Short exercise
Only the number is wanted: count the lines in the data with "About" in them.

Given entries
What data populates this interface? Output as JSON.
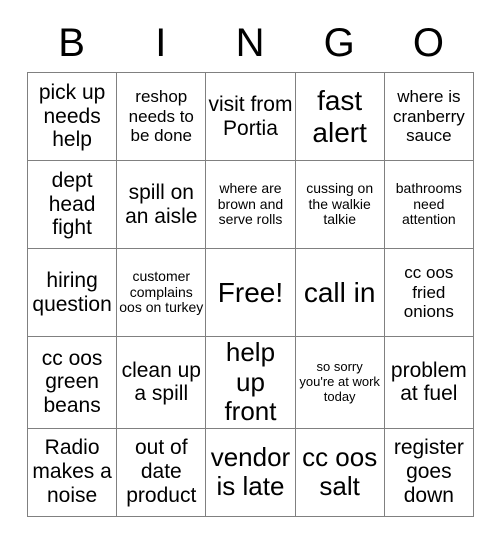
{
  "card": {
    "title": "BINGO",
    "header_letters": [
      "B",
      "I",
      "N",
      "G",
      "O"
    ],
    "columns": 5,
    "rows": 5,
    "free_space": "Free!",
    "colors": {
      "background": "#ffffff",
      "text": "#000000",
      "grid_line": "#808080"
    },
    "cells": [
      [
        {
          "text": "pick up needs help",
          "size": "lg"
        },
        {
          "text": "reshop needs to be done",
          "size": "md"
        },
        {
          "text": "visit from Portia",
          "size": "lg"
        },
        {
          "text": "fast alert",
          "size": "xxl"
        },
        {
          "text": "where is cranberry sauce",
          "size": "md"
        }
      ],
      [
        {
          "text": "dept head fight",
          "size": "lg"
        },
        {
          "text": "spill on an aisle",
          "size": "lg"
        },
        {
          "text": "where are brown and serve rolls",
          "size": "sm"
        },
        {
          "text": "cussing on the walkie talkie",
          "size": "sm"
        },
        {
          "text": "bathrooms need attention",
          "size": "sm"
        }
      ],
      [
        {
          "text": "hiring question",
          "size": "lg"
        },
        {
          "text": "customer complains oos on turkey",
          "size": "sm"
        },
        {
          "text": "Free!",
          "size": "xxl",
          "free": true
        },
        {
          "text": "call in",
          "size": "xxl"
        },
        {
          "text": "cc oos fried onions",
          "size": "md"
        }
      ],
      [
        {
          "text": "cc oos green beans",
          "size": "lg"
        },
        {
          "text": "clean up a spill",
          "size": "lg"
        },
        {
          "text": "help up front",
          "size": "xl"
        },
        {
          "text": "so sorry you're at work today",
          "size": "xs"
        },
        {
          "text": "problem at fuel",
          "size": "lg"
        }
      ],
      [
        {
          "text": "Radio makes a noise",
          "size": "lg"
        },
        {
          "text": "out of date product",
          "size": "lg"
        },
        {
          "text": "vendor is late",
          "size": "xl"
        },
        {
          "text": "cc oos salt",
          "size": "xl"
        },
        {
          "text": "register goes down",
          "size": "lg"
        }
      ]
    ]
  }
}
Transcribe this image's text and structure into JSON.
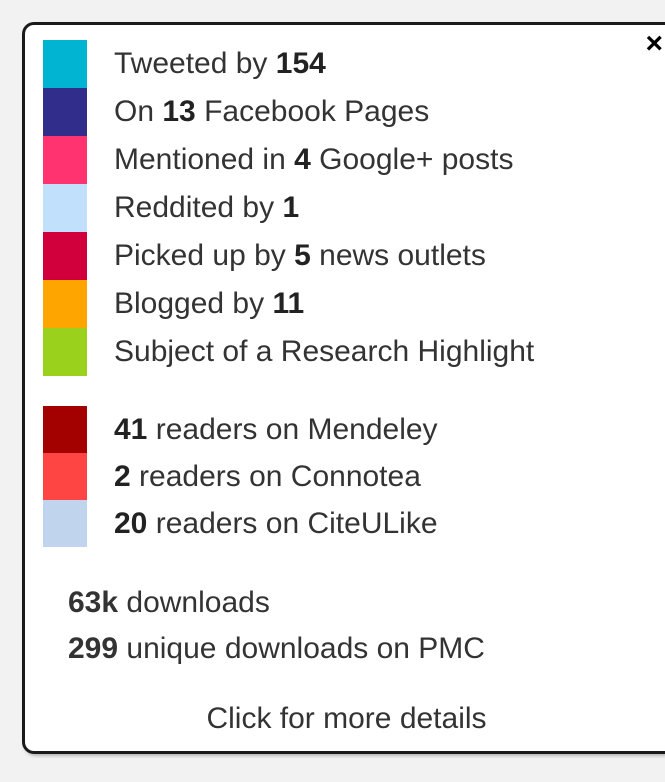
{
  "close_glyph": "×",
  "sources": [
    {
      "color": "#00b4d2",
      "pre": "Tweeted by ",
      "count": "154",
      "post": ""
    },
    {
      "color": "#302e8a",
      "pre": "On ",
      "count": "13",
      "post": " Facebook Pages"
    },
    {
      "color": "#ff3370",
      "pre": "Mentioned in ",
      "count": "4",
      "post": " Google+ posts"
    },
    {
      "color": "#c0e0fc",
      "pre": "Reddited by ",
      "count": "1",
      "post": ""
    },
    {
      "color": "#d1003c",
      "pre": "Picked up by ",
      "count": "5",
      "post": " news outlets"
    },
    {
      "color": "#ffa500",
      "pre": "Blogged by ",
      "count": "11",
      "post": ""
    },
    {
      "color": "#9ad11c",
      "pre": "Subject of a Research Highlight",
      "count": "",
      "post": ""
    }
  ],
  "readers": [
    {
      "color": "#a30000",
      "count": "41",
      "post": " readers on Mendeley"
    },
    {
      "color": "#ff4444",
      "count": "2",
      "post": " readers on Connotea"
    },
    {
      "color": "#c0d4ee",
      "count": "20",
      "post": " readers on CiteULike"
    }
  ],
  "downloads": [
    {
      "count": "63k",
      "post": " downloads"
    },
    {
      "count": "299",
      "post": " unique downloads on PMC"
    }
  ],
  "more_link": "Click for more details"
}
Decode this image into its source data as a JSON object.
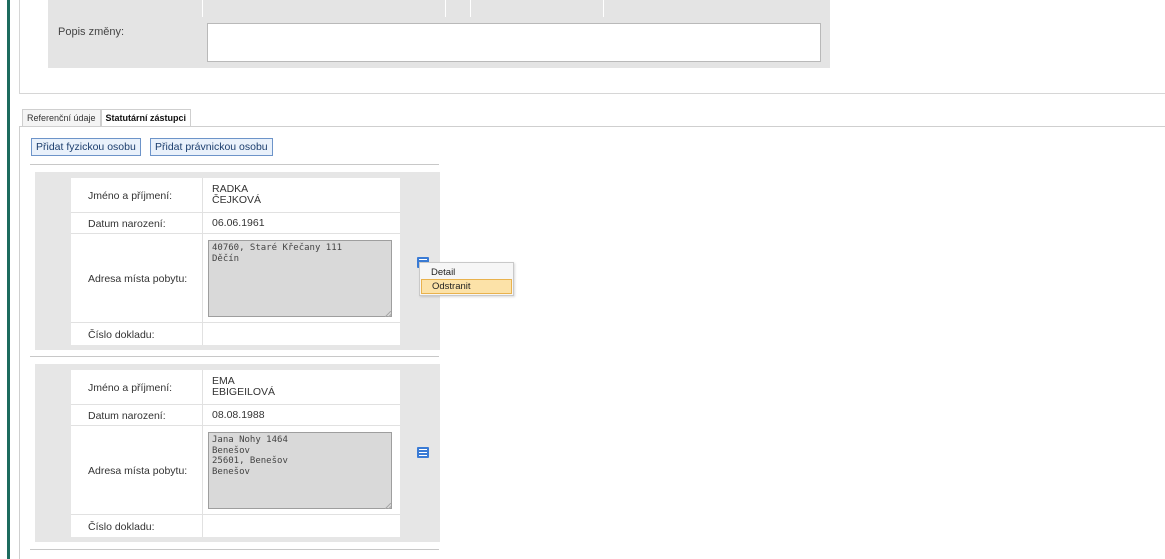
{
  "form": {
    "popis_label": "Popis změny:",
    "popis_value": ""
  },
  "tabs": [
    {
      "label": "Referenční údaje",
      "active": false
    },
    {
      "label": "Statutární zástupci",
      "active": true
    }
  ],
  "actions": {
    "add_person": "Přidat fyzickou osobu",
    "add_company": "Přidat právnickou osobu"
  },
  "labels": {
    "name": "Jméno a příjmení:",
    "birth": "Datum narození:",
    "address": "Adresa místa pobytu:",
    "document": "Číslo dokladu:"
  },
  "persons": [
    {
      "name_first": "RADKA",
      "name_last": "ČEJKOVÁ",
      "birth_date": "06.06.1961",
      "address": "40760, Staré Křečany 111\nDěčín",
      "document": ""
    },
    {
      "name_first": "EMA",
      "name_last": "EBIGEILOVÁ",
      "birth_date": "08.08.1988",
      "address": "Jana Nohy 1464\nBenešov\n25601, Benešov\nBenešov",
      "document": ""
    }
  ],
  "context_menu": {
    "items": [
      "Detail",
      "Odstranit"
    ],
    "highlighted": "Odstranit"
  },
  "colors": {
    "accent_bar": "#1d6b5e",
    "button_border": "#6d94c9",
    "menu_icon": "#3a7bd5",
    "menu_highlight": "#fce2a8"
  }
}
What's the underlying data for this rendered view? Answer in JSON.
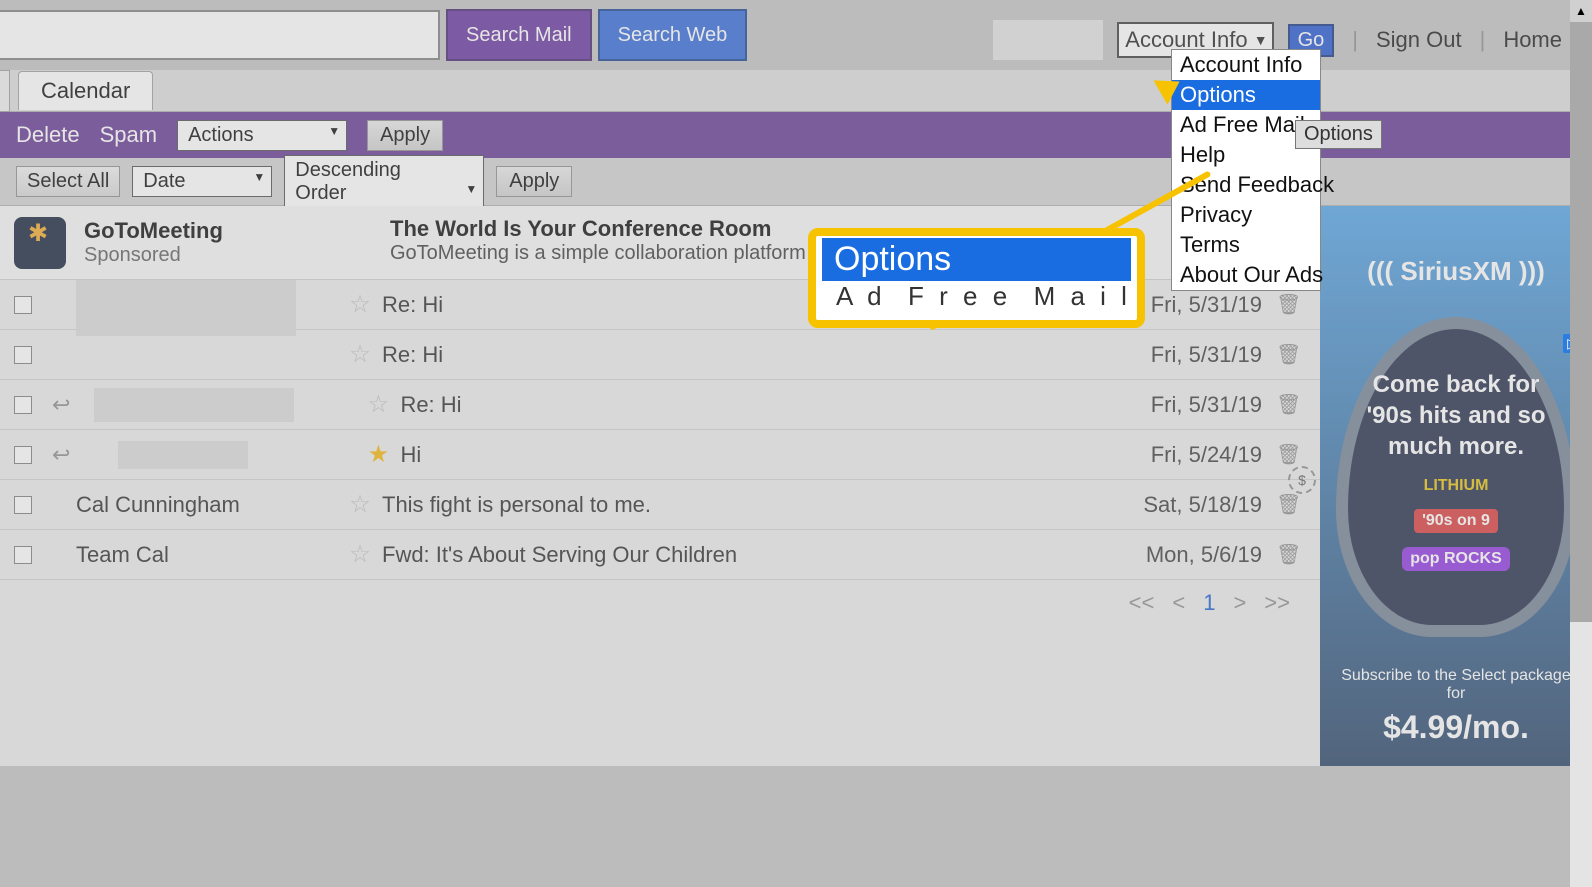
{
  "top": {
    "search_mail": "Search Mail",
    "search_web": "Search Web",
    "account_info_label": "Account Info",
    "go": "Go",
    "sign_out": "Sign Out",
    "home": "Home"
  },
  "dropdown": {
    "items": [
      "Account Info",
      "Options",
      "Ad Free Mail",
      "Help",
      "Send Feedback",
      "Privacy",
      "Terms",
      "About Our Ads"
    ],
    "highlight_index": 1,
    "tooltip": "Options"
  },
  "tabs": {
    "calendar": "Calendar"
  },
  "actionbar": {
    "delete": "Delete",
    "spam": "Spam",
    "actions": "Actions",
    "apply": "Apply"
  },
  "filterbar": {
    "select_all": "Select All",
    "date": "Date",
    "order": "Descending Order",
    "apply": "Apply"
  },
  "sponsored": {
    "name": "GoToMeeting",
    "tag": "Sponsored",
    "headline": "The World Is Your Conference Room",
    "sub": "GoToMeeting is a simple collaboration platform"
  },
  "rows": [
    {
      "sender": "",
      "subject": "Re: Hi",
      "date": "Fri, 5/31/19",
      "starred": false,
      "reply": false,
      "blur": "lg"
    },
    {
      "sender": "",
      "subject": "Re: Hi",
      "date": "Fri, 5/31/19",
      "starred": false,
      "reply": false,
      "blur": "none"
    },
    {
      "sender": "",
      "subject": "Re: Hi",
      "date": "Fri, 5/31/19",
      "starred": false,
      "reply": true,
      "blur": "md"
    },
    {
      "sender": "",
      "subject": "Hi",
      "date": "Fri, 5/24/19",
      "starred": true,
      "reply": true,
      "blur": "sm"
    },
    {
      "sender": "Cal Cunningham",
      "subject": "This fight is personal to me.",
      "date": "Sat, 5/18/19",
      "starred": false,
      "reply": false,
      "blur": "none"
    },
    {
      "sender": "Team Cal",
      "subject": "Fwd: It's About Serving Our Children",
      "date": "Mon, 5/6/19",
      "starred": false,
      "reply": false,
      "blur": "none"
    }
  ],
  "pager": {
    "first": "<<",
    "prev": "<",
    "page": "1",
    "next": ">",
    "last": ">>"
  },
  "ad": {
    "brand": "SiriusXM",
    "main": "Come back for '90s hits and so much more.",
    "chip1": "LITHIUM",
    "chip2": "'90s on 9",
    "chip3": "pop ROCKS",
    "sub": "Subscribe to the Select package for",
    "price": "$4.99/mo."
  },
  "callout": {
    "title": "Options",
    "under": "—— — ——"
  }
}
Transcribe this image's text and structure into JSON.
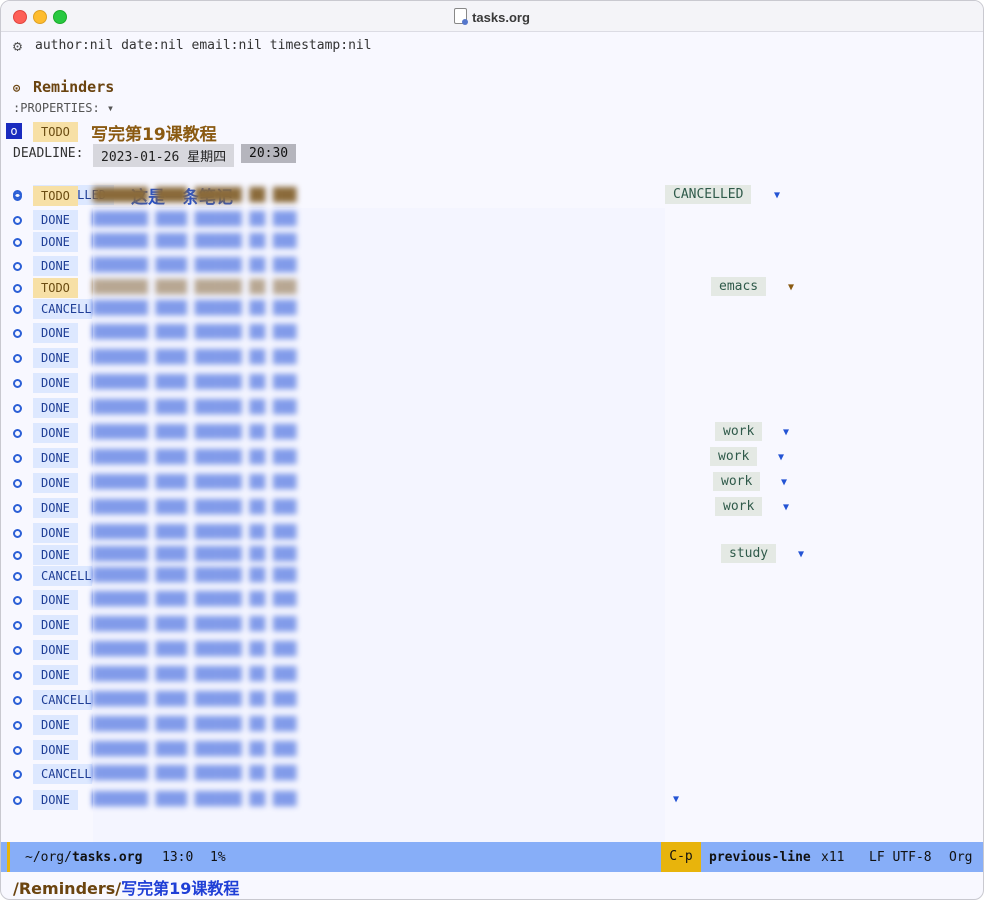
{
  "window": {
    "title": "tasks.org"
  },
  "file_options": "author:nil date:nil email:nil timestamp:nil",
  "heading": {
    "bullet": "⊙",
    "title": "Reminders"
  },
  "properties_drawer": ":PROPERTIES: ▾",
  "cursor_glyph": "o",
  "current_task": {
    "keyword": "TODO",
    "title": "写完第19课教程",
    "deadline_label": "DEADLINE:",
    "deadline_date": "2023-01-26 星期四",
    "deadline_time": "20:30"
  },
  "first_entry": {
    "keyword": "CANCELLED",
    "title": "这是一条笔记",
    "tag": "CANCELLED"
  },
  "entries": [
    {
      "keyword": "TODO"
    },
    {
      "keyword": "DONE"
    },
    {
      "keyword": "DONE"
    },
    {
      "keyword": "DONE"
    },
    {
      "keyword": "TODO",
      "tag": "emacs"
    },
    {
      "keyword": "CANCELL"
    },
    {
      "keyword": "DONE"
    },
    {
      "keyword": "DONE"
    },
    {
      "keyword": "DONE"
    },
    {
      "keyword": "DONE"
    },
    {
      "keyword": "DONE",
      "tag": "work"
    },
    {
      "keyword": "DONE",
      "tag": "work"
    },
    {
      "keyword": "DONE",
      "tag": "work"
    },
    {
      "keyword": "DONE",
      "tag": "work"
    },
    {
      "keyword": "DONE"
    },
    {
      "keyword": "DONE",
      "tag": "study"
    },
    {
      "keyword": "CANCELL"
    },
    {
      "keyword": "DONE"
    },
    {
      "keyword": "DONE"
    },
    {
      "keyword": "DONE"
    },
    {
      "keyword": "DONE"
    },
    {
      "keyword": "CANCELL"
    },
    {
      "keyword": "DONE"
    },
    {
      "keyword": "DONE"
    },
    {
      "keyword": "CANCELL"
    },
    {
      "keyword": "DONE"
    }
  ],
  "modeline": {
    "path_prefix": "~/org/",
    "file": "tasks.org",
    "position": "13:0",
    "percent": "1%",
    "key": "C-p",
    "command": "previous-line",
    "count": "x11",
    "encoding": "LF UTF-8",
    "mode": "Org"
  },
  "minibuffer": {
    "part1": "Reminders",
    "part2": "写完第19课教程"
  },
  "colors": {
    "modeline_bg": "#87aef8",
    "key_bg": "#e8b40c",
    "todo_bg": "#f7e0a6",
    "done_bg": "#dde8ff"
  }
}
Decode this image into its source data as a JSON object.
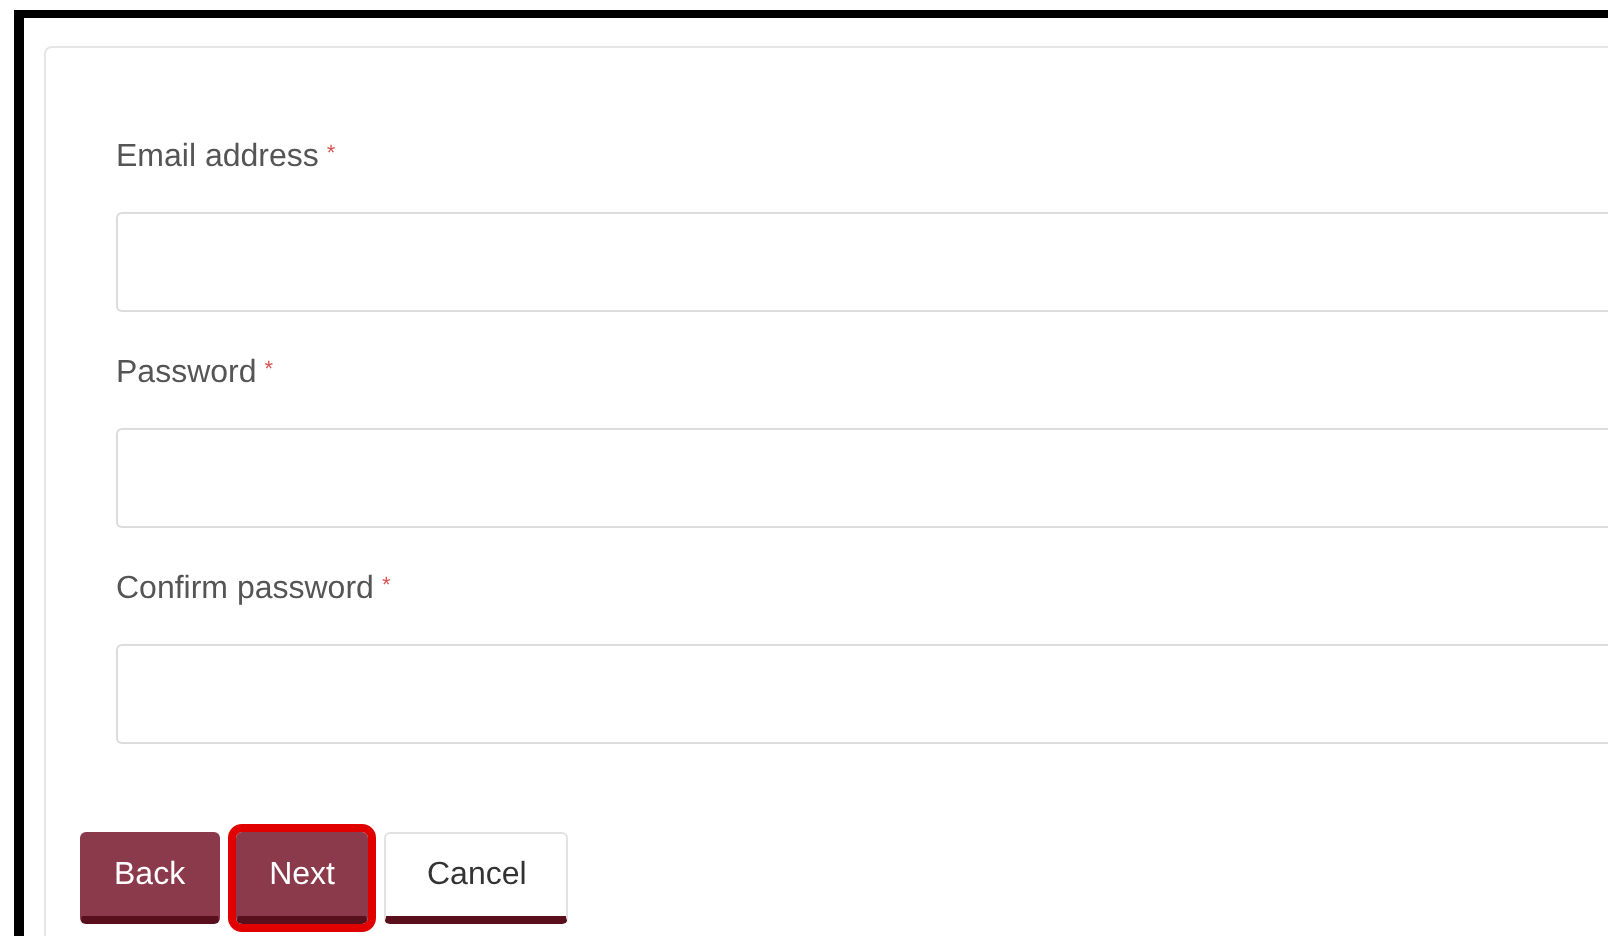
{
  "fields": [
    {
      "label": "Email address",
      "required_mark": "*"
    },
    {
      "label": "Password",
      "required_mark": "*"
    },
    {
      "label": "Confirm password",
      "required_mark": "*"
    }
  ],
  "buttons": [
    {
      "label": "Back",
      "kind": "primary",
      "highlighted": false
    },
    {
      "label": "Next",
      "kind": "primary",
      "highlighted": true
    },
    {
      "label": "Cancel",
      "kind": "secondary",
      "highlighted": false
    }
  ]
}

Written response
2